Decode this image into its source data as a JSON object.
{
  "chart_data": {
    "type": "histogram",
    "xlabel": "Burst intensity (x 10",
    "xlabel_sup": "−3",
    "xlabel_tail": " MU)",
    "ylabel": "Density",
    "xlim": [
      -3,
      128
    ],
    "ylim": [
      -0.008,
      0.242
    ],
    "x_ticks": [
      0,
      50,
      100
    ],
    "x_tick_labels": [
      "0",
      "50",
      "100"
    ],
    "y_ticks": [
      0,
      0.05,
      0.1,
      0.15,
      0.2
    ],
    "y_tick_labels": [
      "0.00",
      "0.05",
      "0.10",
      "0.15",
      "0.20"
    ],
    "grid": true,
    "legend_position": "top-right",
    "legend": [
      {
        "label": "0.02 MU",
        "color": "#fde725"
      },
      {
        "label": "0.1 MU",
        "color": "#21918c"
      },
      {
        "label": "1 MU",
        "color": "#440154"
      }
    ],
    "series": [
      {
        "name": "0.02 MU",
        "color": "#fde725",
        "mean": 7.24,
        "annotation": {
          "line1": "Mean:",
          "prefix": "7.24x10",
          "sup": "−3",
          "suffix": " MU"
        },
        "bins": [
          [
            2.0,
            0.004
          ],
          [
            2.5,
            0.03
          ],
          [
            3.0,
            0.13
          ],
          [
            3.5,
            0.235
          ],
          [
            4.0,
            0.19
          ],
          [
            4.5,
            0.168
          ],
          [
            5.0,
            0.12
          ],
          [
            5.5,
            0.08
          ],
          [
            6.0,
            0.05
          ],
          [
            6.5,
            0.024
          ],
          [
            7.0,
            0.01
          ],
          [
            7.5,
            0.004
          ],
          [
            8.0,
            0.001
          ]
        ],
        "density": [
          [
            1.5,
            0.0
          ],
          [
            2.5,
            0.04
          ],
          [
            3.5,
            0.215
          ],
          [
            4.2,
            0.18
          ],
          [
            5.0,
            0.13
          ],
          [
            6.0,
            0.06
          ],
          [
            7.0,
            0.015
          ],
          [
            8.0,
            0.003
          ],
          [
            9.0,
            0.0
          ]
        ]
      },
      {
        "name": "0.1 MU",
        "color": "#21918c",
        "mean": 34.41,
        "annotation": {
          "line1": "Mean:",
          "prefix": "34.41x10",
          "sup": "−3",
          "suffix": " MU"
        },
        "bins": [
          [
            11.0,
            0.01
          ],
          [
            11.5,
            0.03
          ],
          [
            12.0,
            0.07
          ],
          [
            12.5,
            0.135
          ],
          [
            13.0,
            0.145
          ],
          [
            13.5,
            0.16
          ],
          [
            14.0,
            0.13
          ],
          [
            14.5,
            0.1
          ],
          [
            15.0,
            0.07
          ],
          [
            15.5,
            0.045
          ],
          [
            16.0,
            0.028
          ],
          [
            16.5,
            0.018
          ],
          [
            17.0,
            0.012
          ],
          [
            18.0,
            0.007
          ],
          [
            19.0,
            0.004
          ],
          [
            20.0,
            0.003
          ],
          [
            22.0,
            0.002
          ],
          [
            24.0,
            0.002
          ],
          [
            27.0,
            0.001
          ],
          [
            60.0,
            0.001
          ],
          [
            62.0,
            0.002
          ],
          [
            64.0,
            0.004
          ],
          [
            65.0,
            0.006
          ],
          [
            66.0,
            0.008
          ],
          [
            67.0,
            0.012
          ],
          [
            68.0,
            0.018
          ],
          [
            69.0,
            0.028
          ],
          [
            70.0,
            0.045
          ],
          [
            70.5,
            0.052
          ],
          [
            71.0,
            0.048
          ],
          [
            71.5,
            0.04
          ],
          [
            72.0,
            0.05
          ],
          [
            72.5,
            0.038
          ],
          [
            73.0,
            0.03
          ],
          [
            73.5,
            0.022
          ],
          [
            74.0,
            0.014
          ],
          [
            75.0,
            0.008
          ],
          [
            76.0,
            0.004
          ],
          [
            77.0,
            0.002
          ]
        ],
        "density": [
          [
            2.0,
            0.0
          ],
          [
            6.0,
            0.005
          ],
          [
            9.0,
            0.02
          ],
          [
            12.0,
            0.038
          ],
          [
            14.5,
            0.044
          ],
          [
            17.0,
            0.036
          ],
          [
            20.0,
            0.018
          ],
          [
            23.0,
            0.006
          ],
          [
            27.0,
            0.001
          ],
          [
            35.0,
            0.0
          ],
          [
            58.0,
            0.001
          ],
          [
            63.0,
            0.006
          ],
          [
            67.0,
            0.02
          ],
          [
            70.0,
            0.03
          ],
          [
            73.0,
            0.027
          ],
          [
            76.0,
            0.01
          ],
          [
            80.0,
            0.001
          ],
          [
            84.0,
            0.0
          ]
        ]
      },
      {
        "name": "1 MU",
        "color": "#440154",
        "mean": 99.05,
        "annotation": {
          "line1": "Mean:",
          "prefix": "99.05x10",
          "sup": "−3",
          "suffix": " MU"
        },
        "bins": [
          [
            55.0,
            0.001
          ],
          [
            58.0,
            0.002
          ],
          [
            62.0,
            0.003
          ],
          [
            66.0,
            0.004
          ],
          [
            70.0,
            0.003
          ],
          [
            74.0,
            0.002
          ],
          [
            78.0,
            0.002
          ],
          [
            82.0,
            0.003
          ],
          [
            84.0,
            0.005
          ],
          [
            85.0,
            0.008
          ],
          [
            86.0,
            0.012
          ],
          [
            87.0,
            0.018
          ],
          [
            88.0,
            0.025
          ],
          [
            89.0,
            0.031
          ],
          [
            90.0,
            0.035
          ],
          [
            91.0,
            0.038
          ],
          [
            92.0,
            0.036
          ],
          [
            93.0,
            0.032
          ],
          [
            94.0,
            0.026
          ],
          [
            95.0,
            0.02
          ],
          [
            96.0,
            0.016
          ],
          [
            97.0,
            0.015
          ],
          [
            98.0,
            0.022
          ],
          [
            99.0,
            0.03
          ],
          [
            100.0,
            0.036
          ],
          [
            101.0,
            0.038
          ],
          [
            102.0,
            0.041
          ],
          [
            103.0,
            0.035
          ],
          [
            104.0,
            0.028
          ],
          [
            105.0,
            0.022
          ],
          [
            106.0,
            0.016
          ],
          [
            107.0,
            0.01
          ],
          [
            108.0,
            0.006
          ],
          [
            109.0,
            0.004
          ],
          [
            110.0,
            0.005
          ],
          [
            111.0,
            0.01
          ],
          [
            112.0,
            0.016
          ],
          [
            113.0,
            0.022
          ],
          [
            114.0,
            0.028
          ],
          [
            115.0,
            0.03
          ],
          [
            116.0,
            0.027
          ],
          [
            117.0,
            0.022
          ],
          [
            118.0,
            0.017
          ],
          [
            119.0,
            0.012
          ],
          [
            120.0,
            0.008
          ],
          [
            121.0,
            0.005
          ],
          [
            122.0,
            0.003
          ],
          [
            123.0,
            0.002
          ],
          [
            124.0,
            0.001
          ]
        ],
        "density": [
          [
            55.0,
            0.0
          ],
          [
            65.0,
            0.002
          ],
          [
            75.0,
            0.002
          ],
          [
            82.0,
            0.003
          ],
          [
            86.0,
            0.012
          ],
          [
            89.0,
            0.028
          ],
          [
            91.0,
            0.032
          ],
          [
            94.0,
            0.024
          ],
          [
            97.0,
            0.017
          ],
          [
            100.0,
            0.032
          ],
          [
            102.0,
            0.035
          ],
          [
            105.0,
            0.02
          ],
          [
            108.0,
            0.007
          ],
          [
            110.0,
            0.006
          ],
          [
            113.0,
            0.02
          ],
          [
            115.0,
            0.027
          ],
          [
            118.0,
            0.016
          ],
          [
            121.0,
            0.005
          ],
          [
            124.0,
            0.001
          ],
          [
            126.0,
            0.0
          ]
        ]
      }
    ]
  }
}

→ **EXERCISE**:
Quote every entry exactly.

→ **EXERCISE RESULT**:
Decode this image into its source data as a JSON object.
{
  "chart_data": {
    "type": "histogram",
    "xlabel": "Burst intensity (x 10",
    "xlabel_sup": "−3",
    "xlabel_tail": " MU)",
    "ylabel": "Density",
    "xlim": [
      -3,
      128
    ],
    "ylim": [
      -0.008,
      0.242
    ],
    "x_ticks": [
      0,
      50,
      100
    ],
    "x_tick_labels": [
      "0",
      "50",
      "100"
    ],
    "y_ticks": [
      0,
      0.05,
      0.1,
      0.15,
      0.2
    ],
    "y_tick_labels": [
      "0.00",
      "0.05",
      "0.10",
      "0.15",
      "0.20"
    ],
    "grid": true,
    "legend_position": "top-right",
    "legend": [
      {
        "label": "0.02 MU",
        "color": "#fde725"
      },
      {
        "label": "0.1 MU",
        "color": "#21918c"
      },
      {
        "label": "1 MU",
        "color": "#440154"
      }
    ],
    "series": [
      {
        "name": "0.02 MU",
        "color": "#fde725",
        "mean": 7.24,
        "annotation": {
          "line1": "Mean:",
          "prefix": "7.24x10",
          "sup": "−3",
          "suffix": " MU"
        },
        "bins": [
          [
            2.0,
            0.004
          ],
          [
            2.5,
            0.03
          ],
          [
            3.0,
            0.13
          ],
          [
            3.5,
            0.235
          ],
          [
            4.0,
            0.19
          ],
          [
            4.5,
            0.168
          ],
          [
            5.0,
            0.12
          ],
          [
            5.5,
            0.08
          ],
          [
            6.0,
            0.05
          ],
          [
            6.5,
            0.024
          ],
          [
            7.0,
            0.01
          ],
          [
            7.5,
            0.004
          ],
          [
            8.0,
            0.001
          ]
        ],
        "density": [
          [
            1.5,
            0.0
          ],
          [
            2.5,
            0.04
          ],
          [
            3.5,
            0.215
          ],
          [
            4.2,
            0.18
          ],
          [
            5.0,
            0.13
          ],
          [
            6.0,
            0.06
          ],
          [
            7.0,
            0.015
          ],
          [
            8.0,
            0.003
          ],
          [
            9.0,
            0.0
          ]
        ]
      },
      {
        "name": "0.1 MU",
        "color": "#21918c",
        "mean": 34.41,
        "annotation": {
          "line1": "Mean:",
          "prefix": "34.41x10",
          "sup": "−3",
          "suffix": " MU"
        },
        "bins": [
          [
            11.0,
            0.01
          ],
          [
            11.5,
            0.03
          ],
          [
            12.0,
            0.07
          ],
          [
            12.5,
            0.135
          ],
          [
            13.0,
            0.145
          ],
          [
            13.5,
            0.16
          ],
          [
            14.0,
            0.13
          ],
          [
            14.5,
            0.1
          ],
          [
            15.0,
            0.07
          ],
          [
            15.5,
            0.045
          ],
          [
            16.0,
            0.028
          ],
          [
            16.5,
            0.018
          ],
          [
            17.0,
            0.012
          ],
          [
            18.0,
            0.007
          ],
          [
            19.0,
            0.004
          ],
          [
            20.0,
            0.003
          ],
          [
            22.0,
            0.002
          ],
          [
            24.0,
            0.002
          ],
          [
            27.0,
            0.001
          ],
          [
            60.0,
            0.001
          ],
          [
            62.0,
            0.002
          ],
          [
            64.0,
            0.004
          ],
          [
            65.0,
            0.006
          ],
          [
            66.0,
            0.008
          ],
          [
            67.0,
            0.012
          ],
          [
            68.0,
            0.018
          ],
          [
            69.0,
            0.028
          ],
          [
            70.0,
            0.045
          ],
          [
            70.5,
            0.052
          ],
          [
            71.0,
            0.048
          ],
          [
            71.5,
            0.04
          ],
          [
            72.0,
            0.05
          ],
          [
            72.5,
            0.038
          ],
          [
            73.0,
            0.03
          ],
          [
            73.5,
            0.022
          ],
          [
            74.0,
            0.014
          ],
          [
            75.0,
            0.008
          ],
          [
            76.0,
            0.004
          ],
          [
            77.0,
            0.002
          ]
        ],
        "density": [
          [
            2.0,
            0.0
          ],
          [
            6.0,
            0.005
          ],
          [
            9.0,
            0.02
          ],
          [
            12.0,
            0.038
          ],
          [
            14.5,
            0.044
          ],
          [
            17.0,
            0.036
          ],
          [
            20.0,
            0.018
          ],
          [
            23.0,
            0.006
          ],
          [
            27.0,
            0.001
          ],
          [
            35.0,
            0.0
          ],
          [
            58.0,
            0.001
          ],
          [
            63.0,
            0.006
          ],
          [
            67.0,
            0.02
          ],
          [
            70.0,
            0.03
          ],
          [
            73.0,
            0.027
          ],
          [
            76.0,
            0.01
          ],
          [
            80.0,
            0.001
          ],
          [
            84.0,
            0.0
          ]
        ]
      },
      {
        "name": "1 MU",
        "color": "#440154",
        "mean": 99.05,
        "annotation": {
          "line1": "Mean:",
          "prefix": "99.05x10",
          "sup": "−3",
          "suffix": " MU"
        },
        "bins": [
          [
            55.0,
            0.001
          ],
          [
            58.0,
            0.002
          ],
          [
            62.0,
            0.003
          ],
          [
            66.0,
            0.004
          ],
          [
            70.0,
            0.003
          ],
          [
            74.0,
            0.002
          ],
          [
            78.0,
            0.002
          ],
          [
            82.0,
            0.003
          ],
          [
            84.0,
            0.005
          ],
          [
            85.0,
            0.008
          ],
          [
            86.0,
            0.012
          ],
          [
            87.0,
            0.018
          ],
          [
            88.0,
            0.025
          ],
          [
            89.0,
            0.031
          ],
          [
            90.0,
            0.035
          ],
          [
            91.0,
            0.038
          ],
          [
            92.0,
            0.036
          ],
          [
            93.0,
            0.032
          ],
          [
            94.0,
            0.026
          ],
          [
            95.0,
            0.02
          ],
          [
            96.0,
            0.016
          ],
          [
            97.0,
            0.015
          ],
          [
            98.0,
            0.022
          ],
          [
            99.0,
            0.03
          ],
          [
            100.0,
            0.036
          ],
          [
            101.0,
            0.038
          ],
          [
            102.0,
            0.041
          ],
          [
            103.0,
            0.035
          ],
          [
            104.0,
            0.028
          ],
          [
            105.0,
            0.022
          ],
          [
            106.0,
            0.016
          ],
          [
            107.0,
            0.01
          ],
          [
            108.0,
            0.006
          ],
          [
            109.0,
            0.004
          ],
          [
            110.0,
            0.005
          ],
          [
            111.0,
            0.01
          ],
          [
            112.0,
            0.016
          ],
          [
            113.0,
            0.022
          ],
          [
            114.0,
            0.028
          ],
          [
            115.0,
            0.03
          ],
          [
            116.0,
            0.027
          ],
          [
            117.0,
            0.022
          ],
          [
            118.0,
            0.017
          ],
          [
            119.0,
            0.012
          ],
          [
            120.0,
            0.008
          ],
          [
            121.0,
            0.005
          ],
          [
            122.0,
            0.003
          ],
          [
            123.0,
            0.002
          ],
          [
            124.0,
            0.001
          ]
        ],
        "density": [
          [
            55.0,
            0.0
          ],
          [
            65.0,
            0.002
          ],
          [
            75.0,
            0.002
          ],
          [
            82.0,
            0.003
          ],
          [
            86.0,
            0.012
          ],
          [
            89.0,
            0.028
          ],
          [
            91.0,
            0.032
          ],
          [
            94.0,
            0.024
          ],
          [
            97.0,
            0.017
          ],
          [
            100.0,
            0.032
          ],
          [
            102.0,
            0.035
          ],
          [
            105.0,
            0.02
          ],
          [
            108.0,
            0.007
          ],
          [
            110.0,
            0.006
          ],
          [
            113.0,
            0.02
          ],
          [
            115.0,
            0.027
          ],
          [
            118.0,
            0.016
          ],
          [
            121.0,
            0.005
          ],
          [
            124.0,
            0.001
          ],
          [
            126.0,
            0.0
          ]
        ]
      }
    ]
  }
}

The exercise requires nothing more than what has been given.